Copy the lines from the entries below word for word. Begin at the line containing "Patent image size: (676, 1361)." and stop after the line containing "The indexing notch 124 is at (215, 1213).".

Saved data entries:

──────────────────────────────

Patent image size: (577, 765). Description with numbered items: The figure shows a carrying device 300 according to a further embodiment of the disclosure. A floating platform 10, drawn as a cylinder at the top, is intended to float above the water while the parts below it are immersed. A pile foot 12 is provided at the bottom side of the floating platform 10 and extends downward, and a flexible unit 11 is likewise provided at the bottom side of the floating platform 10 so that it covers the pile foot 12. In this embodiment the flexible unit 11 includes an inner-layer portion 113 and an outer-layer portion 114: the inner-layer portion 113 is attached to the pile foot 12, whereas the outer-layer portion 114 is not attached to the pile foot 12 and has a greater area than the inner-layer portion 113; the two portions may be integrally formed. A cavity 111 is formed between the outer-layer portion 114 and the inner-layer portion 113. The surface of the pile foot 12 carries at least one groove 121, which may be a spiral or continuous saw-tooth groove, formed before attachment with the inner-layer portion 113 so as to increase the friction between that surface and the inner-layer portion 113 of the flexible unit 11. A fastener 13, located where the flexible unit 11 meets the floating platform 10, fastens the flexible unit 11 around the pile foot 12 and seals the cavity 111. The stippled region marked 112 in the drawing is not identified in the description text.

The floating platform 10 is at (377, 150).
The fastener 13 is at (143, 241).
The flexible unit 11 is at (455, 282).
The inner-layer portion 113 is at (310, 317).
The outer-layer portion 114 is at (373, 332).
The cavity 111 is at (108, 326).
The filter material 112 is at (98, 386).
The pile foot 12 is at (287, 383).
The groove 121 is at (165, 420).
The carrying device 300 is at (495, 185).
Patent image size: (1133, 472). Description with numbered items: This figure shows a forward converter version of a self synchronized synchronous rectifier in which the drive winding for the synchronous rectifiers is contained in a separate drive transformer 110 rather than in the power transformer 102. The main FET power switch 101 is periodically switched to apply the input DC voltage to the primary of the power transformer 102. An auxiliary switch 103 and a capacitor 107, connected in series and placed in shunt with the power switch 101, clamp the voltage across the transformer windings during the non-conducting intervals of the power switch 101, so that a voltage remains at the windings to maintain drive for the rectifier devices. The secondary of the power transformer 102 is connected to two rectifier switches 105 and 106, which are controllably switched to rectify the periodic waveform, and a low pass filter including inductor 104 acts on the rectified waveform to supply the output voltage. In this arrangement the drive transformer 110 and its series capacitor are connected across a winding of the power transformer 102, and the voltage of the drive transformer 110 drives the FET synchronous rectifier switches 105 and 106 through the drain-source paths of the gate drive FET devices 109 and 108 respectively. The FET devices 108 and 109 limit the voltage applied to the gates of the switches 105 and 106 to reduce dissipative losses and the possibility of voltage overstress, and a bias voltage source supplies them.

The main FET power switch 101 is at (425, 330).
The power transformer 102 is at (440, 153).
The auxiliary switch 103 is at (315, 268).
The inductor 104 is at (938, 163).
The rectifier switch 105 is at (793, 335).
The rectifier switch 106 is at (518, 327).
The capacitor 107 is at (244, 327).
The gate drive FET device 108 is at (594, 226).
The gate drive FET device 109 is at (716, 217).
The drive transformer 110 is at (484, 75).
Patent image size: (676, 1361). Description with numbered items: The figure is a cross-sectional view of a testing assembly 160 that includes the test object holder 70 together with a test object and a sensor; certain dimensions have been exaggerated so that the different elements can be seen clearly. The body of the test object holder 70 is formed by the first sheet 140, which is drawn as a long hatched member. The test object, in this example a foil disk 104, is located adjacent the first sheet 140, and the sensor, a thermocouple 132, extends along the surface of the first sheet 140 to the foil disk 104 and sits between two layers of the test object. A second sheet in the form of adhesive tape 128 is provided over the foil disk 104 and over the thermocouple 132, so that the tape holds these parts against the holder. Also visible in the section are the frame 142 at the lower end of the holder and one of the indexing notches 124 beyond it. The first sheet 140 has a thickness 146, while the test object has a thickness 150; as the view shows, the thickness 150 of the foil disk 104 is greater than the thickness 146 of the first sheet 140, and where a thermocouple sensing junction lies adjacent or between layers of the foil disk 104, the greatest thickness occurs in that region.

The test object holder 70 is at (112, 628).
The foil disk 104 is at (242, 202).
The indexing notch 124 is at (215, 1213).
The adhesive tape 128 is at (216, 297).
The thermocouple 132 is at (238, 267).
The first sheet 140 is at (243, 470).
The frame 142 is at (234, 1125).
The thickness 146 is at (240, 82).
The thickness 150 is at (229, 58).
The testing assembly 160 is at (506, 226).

──────────────────────────────

THE SOLUTION:
Patent image size: (676, 1361). Description with numbered items: The figure is a cross-sectional view of a testing assembly 160 that includes the test object holder 70 together with a test object and a sensor; certain dimensions have been exaggerated so that the different elements can be seen clearly. The body of the test object holder 70 is formed by the first sheet 140, which is drawn as a long hatched member. The test object, in this example a foil disk 104, is located adjacent the first sheet 140, and the sensor, a thermocouple 132, extends along the surface of the first sheet 140 to the foil disk 104 and sits between two layers of the test object. A second sheet in the form of adhesive tape 128 is provided over the foil disk 104 and over the thermocouple 132, so that the tape holds these parts against the holder. Also visible in the section are the frame 142 at the lower end of the holder and one of the indexing notches 124 beyond it. The first sheet 140 has a thickness 146, while the test object has a thickness 150; as the view shows, the thickness 150 of the foil disk 104 is greater than the thickness 146 of the first sheet 140, and where a thermocouple sensing junction lies adjacent or between layers of the foil disk 104, the greatest thickness occurs in that region.

The test object holder 70 is at (112, 628).
The foil disk 104 is at (242, 202).
The indexing notch 124 is at (215, 1213).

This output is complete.